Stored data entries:
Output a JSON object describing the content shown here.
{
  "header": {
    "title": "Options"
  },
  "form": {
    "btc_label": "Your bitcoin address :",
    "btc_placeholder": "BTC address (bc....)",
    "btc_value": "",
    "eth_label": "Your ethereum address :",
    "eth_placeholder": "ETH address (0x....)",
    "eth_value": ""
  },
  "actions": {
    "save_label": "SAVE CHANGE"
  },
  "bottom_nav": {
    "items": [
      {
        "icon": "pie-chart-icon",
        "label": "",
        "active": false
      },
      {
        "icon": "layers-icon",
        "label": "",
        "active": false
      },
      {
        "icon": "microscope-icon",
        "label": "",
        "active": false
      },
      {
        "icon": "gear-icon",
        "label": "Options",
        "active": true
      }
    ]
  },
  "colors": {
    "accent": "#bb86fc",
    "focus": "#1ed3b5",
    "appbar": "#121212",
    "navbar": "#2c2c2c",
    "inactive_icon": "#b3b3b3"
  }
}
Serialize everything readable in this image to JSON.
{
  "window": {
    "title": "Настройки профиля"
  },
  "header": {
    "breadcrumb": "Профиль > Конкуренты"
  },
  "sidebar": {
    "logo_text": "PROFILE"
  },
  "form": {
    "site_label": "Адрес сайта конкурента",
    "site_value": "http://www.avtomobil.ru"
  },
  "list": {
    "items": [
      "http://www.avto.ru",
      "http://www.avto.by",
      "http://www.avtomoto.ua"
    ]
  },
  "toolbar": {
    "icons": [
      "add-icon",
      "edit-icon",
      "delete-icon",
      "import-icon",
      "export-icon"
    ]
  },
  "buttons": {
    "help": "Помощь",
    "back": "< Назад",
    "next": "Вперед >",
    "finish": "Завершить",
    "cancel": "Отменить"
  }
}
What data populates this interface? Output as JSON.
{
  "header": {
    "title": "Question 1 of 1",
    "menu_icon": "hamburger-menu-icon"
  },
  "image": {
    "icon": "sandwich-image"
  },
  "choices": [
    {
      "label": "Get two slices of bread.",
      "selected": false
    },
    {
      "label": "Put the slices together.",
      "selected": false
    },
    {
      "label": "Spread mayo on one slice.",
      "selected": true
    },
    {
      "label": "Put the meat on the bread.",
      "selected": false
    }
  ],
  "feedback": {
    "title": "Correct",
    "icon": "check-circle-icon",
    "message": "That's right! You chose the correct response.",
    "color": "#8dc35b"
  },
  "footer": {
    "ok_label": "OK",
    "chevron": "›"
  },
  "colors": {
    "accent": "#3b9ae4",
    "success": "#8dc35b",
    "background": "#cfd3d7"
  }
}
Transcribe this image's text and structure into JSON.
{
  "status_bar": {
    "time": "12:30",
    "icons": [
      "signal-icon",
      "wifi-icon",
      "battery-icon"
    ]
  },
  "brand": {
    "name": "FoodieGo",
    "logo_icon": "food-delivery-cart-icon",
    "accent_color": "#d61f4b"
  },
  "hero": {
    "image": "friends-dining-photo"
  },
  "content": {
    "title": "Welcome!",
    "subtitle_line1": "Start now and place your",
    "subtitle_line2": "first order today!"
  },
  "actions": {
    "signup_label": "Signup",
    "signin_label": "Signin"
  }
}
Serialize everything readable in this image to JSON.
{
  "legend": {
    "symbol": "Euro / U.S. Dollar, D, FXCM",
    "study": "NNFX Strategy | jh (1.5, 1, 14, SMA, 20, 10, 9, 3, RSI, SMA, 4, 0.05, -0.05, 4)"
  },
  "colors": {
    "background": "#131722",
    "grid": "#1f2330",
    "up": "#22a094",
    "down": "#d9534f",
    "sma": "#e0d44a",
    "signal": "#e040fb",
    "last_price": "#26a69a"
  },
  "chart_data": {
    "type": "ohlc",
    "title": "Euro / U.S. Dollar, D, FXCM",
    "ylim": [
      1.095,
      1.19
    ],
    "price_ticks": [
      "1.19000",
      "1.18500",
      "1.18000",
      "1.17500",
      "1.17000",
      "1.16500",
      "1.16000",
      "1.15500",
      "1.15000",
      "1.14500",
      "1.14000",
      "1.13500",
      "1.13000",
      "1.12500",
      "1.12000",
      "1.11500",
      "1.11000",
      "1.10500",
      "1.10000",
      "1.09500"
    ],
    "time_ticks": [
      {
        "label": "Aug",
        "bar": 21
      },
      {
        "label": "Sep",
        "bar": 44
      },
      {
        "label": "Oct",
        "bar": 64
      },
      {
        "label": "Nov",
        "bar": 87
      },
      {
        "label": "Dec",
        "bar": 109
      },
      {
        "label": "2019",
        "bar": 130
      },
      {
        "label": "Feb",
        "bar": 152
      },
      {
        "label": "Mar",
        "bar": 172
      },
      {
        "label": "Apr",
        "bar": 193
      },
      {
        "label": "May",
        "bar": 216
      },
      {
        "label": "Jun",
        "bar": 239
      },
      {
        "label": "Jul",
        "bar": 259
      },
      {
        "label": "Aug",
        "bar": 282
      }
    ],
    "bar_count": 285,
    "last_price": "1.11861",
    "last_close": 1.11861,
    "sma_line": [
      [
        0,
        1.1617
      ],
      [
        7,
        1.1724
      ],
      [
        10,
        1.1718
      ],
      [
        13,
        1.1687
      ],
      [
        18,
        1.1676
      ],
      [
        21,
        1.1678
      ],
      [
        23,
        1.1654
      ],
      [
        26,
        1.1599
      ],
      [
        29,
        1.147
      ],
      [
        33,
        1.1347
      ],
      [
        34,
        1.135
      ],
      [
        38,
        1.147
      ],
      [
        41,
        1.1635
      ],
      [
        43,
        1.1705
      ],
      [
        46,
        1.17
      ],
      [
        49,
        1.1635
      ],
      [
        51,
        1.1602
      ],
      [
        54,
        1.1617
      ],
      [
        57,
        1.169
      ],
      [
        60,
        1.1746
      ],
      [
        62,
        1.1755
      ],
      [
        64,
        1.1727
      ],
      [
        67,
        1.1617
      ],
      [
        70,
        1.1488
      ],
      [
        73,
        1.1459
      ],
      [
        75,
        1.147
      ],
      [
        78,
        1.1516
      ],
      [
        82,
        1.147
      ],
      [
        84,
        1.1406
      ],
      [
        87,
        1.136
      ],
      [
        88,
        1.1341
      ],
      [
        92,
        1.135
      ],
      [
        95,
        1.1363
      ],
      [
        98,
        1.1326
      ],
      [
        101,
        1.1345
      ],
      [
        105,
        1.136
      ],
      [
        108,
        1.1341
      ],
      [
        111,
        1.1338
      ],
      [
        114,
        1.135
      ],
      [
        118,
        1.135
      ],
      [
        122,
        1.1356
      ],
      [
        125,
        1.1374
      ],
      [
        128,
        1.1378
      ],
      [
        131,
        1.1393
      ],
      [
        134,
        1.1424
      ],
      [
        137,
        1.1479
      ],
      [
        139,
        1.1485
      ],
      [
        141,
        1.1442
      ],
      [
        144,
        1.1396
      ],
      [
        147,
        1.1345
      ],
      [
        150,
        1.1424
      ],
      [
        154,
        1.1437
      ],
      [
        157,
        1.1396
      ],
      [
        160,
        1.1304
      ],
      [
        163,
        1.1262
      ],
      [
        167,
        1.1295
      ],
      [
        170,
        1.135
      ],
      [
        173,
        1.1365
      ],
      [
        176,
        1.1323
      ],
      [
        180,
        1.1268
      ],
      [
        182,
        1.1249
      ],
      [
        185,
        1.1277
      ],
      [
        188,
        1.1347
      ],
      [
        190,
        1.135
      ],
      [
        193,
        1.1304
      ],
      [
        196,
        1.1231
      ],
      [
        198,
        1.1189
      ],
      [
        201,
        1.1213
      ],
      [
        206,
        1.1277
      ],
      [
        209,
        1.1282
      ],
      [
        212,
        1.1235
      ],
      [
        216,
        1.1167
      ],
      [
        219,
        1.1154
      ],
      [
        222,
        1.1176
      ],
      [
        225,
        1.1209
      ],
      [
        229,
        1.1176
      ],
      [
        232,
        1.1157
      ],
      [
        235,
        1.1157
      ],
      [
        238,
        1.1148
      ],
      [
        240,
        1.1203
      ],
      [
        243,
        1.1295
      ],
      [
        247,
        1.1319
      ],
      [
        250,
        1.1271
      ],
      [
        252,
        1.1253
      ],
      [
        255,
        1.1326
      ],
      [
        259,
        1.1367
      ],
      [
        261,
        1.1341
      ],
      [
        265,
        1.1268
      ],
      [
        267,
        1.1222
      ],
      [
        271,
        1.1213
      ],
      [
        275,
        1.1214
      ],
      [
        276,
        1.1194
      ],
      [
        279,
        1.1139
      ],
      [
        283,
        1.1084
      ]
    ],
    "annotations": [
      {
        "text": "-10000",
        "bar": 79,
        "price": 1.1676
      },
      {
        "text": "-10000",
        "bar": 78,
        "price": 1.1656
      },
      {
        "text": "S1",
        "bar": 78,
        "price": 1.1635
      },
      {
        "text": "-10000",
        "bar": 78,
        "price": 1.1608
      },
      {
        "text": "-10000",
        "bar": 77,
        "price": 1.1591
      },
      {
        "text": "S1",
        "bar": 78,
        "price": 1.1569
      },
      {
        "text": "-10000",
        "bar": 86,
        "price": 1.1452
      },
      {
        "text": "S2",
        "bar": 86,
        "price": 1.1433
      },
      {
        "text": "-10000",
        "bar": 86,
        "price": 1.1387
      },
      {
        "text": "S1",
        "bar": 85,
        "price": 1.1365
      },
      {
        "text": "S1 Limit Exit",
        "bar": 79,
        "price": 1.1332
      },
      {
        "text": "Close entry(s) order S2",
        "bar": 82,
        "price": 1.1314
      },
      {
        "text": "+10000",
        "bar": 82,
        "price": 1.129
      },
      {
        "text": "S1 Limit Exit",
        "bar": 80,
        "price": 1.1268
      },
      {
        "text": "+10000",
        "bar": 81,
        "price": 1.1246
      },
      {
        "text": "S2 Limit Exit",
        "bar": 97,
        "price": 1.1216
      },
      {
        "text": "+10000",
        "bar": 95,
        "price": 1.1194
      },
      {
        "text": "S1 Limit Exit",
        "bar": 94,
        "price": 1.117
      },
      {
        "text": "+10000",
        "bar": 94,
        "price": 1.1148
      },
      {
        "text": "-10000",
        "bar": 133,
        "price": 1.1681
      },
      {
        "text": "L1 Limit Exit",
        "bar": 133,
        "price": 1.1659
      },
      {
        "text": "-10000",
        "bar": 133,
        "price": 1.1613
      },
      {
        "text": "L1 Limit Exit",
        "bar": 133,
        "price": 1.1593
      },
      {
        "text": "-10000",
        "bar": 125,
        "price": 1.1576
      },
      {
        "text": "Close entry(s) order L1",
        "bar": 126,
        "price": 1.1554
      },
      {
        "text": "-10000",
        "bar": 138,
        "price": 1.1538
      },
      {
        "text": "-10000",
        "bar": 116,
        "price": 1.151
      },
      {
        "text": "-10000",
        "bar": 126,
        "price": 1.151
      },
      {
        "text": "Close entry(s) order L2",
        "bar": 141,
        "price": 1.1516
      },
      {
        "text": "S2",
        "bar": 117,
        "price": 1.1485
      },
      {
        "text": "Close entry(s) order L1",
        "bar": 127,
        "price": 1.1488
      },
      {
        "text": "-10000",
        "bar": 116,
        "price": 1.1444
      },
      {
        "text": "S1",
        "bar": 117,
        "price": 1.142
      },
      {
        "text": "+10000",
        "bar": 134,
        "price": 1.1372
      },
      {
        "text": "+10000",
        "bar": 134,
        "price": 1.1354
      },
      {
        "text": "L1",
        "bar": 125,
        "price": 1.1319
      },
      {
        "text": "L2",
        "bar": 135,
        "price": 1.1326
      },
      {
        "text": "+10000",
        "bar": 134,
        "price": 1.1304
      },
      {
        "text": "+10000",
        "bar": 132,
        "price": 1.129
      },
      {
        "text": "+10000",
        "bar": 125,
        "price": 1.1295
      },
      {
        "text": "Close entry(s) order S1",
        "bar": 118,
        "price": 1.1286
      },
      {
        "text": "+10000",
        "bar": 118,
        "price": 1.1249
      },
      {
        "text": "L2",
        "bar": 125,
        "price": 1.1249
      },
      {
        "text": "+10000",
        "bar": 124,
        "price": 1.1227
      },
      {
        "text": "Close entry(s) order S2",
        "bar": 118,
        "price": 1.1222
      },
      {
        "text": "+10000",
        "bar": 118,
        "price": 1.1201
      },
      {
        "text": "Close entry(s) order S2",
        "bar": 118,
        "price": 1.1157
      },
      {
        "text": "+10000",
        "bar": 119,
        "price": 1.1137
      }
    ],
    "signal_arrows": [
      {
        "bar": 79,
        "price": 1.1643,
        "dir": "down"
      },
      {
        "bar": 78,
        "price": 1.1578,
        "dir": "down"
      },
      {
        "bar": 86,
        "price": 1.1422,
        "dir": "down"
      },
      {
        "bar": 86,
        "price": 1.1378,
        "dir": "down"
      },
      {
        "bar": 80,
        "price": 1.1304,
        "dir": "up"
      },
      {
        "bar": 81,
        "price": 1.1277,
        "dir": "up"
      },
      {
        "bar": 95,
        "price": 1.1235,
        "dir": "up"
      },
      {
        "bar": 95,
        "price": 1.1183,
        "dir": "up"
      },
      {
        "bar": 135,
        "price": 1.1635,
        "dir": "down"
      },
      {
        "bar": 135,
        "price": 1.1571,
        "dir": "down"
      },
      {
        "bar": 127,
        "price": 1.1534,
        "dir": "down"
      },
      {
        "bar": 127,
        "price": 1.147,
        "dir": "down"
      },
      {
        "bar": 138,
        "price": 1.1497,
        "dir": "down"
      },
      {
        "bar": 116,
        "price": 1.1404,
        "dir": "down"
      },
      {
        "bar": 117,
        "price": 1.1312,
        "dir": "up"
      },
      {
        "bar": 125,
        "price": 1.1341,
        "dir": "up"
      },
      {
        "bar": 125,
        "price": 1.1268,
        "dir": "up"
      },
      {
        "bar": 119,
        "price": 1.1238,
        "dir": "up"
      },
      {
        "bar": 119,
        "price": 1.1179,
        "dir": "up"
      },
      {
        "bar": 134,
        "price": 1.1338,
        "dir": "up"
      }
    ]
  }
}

▶ **Exercise instructions**: Copy each line containing the word "Output" from the data.

▶ **Right answer**:
Output a JSON object describing the content shown here.
What data populates this interface? Output as JSON.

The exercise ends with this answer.